>> begin

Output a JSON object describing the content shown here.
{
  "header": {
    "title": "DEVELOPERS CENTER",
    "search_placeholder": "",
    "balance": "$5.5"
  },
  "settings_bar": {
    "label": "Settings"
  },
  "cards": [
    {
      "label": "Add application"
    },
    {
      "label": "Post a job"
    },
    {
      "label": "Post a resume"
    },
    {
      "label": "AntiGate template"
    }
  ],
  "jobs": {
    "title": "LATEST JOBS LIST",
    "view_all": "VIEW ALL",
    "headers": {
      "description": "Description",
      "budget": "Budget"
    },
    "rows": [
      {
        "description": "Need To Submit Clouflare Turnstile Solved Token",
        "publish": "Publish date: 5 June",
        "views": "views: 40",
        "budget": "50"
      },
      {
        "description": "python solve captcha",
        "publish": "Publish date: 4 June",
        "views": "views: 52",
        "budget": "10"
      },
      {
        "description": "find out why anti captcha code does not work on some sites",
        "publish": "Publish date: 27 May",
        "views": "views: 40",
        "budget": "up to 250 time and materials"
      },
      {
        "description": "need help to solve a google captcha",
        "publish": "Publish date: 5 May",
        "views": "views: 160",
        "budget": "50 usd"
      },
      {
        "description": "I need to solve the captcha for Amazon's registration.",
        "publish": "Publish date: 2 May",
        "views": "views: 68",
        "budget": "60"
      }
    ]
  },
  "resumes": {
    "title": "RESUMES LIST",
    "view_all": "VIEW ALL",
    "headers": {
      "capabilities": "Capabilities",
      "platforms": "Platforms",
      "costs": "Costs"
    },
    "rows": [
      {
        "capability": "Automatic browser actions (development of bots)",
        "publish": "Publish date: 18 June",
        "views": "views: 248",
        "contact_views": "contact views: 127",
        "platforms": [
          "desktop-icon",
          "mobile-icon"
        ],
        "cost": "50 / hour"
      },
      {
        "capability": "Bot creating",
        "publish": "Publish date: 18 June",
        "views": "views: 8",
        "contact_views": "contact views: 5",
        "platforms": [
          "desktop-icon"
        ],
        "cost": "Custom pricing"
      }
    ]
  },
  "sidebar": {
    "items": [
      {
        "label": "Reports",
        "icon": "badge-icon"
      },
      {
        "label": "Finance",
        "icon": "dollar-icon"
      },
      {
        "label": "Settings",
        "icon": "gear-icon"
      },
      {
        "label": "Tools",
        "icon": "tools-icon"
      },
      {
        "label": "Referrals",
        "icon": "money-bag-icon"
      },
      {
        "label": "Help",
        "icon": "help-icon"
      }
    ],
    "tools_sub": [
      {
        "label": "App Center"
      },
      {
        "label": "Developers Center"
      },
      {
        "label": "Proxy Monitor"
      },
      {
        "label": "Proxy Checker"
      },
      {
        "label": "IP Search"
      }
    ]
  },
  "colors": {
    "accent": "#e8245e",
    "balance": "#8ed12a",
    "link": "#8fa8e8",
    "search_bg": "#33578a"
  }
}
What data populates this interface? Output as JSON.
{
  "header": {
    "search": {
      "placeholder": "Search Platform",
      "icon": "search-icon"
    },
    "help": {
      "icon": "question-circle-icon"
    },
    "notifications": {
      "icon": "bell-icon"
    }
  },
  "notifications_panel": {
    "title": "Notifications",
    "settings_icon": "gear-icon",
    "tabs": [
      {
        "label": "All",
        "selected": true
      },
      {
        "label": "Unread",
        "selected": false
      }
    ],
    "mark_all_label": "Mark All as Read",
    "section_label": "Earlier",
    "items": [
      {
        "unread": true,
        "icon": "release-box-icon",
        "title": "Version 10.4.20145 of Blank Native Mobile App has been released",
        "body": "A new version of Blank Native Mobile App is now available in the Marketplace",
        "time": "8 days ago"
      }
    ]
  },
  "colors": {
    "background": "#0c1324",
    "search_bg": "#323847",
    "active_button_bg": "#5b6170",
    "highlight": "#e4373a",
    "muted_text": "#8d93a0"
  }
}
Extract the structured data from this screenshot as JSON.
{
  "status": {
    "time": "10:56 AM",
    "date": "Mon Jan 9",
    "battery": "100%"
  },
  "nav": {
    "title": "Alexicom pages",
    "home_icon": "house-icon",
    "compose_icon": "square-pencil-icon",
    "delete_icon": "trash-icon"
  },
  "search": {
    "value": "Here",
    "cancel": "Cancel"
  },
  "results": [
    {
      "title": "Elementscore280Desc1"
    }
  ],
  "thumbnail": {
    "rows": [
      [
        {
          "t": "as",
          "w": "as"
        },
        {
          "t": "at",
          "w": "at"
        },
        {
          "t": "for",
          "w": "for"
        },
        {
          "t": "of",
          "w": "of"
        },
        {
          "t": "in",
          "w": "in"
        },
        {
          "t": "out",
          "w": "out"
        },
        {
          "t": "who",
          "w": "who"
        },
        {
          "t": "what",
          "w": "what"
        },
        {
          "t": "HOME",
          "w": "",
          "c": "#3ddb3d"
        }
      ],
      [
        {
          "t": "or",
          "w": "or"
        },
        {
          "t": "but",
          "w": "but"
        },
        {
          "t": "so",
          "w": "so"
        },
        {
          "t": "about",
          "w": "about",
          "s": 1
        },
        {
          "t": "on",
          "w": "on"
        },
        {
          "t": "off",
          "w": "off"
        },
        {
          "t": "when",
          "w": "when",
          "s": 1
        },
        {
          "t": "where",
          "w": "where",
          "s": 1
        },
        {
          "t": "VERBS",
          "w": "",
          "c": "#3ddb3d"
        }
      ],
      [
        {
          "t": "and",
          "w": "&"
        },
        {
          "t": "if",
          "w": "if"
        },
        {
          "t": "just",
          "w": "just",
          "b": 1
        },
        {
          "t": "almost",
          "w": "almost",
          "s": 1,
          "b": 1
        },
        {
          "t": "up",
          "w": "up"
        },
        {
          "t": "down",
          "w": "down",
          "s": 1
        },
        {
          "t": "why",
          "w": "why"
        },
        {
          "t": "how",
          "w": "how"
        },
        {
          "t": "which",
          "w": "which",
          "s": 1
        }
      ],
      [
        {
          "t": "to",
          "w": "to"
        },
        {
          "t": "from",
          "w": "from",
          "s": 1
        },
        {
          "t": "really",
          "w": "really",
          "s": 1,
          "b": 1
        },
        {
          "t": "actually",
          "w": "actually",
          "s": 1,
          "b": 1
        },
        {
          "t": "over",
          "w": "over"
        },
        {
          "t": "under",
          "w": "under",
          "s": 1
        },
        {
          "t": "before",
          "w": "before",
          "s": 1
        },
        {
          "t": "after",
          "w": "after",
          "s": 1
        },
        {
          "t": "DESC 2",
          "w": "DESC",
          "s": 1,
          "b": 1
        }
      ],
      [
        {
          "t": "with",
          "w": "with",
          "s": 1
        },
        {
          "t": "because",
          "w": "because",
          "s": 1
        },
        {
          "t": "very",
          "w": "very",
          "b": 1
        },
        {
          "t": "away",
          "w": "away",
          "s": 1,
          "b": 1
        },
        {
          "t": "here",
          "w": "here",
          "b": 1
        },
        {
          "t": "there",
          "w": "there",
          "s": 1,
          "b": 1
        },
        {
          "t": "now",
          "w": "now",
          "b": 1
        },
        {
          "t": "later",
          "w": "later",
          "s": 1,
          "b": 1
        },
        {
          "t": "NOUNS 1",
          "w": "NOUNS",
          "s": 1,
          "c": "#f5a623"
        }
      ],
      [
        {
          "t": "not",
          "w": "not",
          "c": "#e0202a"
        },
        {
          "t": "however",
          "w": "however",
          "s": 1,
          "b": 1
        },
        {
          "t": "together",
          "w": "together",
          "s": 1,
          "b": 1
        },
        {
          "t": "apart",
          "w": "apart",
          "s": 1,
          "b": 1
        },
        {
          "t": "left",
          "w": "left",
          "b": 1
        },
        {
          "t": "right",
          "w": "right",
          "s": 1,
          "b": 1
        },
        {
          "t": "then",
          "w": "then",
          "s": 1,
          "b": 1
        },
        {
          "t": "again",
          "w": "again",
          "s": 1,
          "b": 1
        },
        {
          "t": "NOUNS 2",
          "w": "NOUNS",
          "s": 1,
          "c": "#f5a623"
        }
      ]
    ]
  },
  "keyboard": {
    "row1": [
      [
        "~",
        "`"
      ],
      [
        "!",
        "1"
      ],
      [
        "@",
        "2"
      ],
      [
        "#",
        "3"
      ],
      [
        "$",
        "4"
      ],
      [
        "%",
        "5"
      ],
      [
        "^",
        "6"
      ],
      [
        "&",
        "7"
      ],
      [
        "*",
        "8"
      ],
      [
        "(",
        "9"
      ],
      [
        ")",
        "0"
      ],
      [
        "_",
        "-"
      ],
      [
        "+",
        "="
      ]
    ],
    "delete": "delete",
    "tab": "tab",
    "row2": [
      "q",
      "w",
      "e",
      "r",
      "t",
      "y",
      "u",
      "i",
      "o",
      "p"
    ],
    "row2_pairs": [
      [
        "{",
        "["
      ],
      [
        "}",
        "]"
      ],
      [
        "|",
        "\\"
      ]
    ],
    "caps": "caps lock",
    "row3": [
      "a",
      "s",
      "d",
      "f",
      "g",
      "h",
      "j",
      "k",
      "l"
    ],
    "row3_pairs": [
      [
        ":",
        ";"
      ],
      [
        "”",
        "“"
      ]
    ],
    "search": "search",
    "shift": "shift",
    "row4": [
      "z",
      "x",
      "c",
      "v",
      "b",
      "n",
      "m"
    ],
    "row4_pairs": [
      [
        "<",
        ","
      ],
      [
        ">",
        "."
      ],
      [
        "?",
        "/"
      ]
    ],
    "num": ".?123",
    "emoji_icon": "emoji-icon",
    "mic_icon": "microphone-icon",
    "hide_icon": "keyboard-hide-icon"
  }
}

>> end

[Aim] From the entries, copy out each line containing the word "title".

[The result]
    "title": "DEVELOPERS CENTER",
    "title": "LATEST JOBS LIST",
    "title": "RESUMES LIST",
    "title": "Notifications",
        "title": "Version 10.4.20145 of Blank Native Mobile App has been released",
    "title": "Alexicom pages",
      "title": "Elementscore280Desc1"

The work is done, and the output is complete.